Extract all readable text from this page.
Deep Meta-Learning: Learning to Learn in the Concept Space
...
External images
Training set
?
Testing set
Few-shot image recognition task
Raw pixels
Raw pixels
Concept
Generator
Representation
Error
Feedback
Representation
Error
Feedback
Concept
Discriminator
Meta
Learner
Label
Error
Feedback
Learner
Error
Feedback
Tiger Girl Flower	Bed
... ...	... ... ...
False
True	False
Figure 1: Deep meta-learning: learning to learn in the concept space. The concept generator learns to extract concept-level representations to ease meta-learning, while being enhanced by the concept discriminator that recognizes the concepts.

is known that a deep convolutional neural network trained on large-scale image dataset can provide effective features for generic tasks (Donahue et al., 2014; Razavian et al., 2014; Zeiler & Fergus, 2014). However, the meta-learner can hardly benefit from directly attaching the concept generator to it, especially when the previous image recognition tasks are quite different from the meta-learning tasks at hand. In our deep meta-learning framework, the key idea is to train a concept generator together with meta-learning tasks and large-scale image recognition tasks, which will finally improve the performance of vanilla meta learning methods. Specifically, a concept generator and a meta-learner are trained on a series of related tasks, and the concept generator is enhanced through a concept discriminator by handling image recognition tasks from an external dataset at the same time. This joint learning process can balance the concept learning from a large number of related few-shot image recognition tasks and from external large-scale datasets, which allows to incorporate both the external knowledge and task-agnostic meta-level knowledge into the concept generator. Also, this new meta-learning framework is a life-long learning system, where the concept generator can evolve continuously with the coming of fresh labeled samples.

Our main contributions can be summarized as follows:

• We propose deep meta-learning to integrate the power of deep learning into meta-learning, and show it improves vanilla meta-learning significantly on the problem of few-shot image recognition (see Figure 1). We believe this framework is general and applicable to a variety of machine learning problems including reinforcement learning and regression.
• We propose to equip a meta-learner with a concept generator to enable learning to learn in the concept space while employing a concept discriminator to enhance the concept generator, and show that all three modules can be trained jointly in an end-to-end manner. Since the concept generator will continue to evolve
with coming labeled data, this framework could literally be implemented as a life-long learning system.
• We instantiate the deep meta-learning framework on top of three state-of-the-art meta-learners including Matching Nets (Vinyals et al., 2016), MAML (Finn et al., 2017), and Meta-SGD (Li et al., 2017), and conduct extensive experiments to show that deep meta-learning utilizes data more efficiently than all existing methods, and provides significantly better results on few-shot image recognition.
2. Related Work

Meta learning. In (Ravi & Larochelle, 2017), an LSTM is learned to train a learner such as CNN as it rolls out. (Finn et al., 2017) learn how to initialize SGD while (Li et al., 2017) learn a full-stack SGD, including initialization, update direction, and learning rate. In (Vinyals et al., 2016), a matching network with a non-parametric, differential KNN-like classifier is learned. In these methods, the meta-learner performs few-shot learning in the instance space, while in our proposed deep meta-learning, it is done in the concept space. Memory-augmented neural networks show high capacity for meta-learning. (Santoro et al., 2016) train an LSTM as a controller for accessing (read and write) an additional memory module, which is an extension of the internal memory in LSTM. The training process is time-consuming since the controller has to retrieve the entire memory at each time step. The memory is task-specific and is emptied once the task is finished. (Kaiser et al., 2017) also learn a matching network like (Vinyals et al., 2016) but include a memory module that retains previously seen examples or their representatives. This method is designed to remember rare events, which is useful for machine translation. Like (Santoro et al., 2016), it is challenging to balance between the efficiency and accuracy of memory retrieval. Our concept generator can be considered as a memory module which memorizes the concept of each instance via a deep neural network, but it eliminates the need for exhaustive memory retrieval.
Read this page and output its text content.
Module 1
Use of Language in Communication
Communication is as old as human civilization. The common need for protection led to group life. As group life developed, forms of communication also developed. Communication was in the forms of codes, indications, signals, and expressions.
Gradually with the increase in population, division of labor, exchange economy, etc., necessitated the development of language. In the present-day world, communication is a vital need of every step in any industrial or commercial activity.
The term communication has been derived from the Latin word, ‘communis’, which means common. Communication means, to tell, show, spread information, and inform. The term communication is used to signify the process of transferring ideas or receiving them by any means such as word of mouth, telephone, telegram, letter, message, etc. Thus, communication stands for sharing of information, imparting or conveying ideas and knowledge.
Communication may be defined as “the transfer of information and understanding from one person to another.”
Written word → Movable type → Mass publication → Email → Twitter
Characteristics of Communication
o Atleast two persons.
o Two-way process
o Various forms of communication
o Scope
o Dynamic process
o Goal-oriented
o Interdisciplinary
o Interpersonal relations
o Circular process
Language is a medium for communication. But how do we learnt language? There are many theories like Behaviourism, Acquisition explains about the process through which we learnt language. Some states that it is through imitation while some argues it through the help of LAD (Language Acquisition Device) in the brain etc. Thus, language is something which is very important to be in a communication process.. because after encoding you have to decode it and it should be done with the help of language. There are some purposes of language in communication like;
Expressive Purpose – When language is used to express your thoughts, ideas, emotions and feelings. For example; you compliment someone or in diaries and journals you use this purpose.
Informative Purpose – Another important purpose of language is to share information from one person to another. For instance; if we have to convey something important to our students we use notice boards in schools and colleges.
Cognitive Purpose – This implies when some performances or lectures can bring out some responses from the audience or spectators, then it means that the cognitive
------------------------------
> Exercise description
Return all of the entries word for word.

> Completed task
Extract all readable text from this page.
Deep Meta-Learning: Learning to Learn in the Concept Space
...
External images
Training set
?
Testing set
Few-shot image recognition task
Raw pixels
Raw pixels
Concept
Generator
Representation
Error
Feedback
Representation
Error
Feedback
Concept
Discriminator
Meta
Learner
Label
Error
Feedback
Learner
Error
Feedback
Tiger Girl Flower	Bed
... ...	... ... ...
False
True	False
Figure 1: Deep meta-learning: learning to learn in the concept space. The concept generator learns to extract concept-level representations to ease meta-learning, while being enhanced by the concept discriminator that recognizes the concepts.

is known that a deep convolutional neural network trained on large-scale image dataset can provide effective features for generic tasks (Donahue et al., 2014; Razavian et al., 2014; Zeiler & Fergus, 2014). However, the meta-learner can hardly benefit from directly attaching the concept generator to it, especially when the previous image recognition tasks are quite different from the meta-learning tasks at hand. In our deep meta-learning framework, the key idea is to train a concept generator together with meta-learning tasks and large-scale image recognition tasks, which will finally improve the performance of vanilla meta learning methods. Specifically, a concept generator and a meta-learner are trained on a series of related tasks, and the concept generator is enhanced through a concept discriminator by handling image recognition tasks from an external dataset at the same time. This joint learning process can balance the concept learning from a large number of related few-shot image recognition tasks and from external large-scale datasets, which allows to incorporate both the external knowledge and task-agnostic meta-level knowledge into the concept generator. Also, this new meta-learning framework is a life-long learning system, where the concept generator can evolve continuously with the coming of fresh labeled samples.

Our main contributions can be summarized as follows:

• We propose deep meta-learning to integrate the power of deep learning into meta-learning, and show it improves vanilla meta-learning significantly on the problem of few-shot image recognition (see Figure 1). We believe this framework is general and applicable to a variety of machine learning problems including reinforcement learning and regression.
• We propose to equip a meta-learner with a concept generator to enable learning to learn in the concept space while employing a concept discriminator to enhance the concept generator, and show that all three modules can be trained jointly in an end-to-end manner. Since the concept generator will continue to evolve
with coming labeled data, this framework could literally be implemented as a life-long learning system.
• We instantiate the deep meta-learning framework on top of three state-of-the-art meta-learners including Matching Nets (Vinyals et al., 2016), MAML (Finn et al., 2017), and Meta-SGD (Li et al., 2017), and conduct extensive experiments to show that deep meta-learning utilizes data more efficiently than all existing methods, and provides significantly better results on few-shot image recognition.
2. Related Work

Meta learning. In (Ravi & Larochelle, 2017), an LSTM is learned to train a learner such as CNN as it rolls out. (Finn et al., 2017) learn how to initialize SGD while (Li et al., 2017) learn a full-stack SGD, including initialization, update direction, and learning rate. In (Vinyals et al., 2016), a matching network with a non-parametric, differential KNN-like classifier is learned. In these methods, the meta-learner performs few-shot learning in the instance space, while in our proposed deep meta-learning, it is done in the concept space. Memory-augmented neural networks show high capacity for meta-learning. (Santoro et al., 2016) train an LSTM as a controller for accessing (read and write) an additional memory module, which is an extension of the internal memory in LSTM. The training process is time-consuming since the controller has to retrieve the entire memory at each time step. The memory is task-specific and is emptied once the task is finished. (Kaiser et al., 2017) also learn a matching network like (Vinyals et al., 2016) but include a memory module that retains previously seen examples or their representatives. This method is designed to remember rare events, which is useful for machine translation. Like (Santoro et al., 2016), it is challenging to balance between the efficiency and accuracy of memory retrieval. Our concept generator can be considered as a memory module which memorizes the concept of each instance via a deep neural network, but it eliminates the need for exhaustive memory retrieval.
Read this page and output its text content.
Module 1
Use of Language in Communication
Communication is as old as human civilization. The common need for protection led to group life. As group life developed, forms of communication also developed. Communication was in the forms of codes, indications, signals, and expressions.
Gradually with the increase in population, division of labor, exchange economy, etc., necessitated the development of language. In the present-day world, communication is a vital need of every step in any industrial or commercial activity.
The term communication has been derived from the Latin word, ‘communis’, which means common. Communication means, to tell, show, spread information, and inform. The term communication is used to signify the process of transferring ideas or receiving them by any means such as word of mouth, telephone, telegram, letter, message, etc. Thus, communication stands for sharing of information, imparting or conveying ideas and knowledge.
Communication may be defined as “the transfer of information and understanding from one person to another.”
Written word → Movable type → Mass publication → Email → Twitter
Characteristics of Communication
o Atleast two persons.
o Two-way process
o Various forms of communication
o Scope
o Dynamic process
o Goal-oriented
o Interdisciplinary
o Interpersonal relations
o Circular process
Language is a medium for communication. But how do we learnt language? There are many theories like Behaviourism, Acquisition explains about the process through which we learnt language. Some states that it is through imitation while some argues it through the help of LAD (Language Acquisition Device) in the brain etc. Thus, language is something which is very important to be in a communication process.. because after encoding you have to decode it and it should be done with the help of language. There are some purposes of language in communication like;
Expressive Purpose – When language is used to express your thoughts, ideas, emotions and feelings. For example; you compliment someone or in diaries and journals you use this purpose.
Informative Purpose – Another important purpose of language is to share information from one person to another. For instance; if we have to convey something important to our students we use notice boards in schools and colleges.
Cognitive Purpose – This implies when some performances or lectures can bring out some responses from the audience or spectators, then it means that the cognitive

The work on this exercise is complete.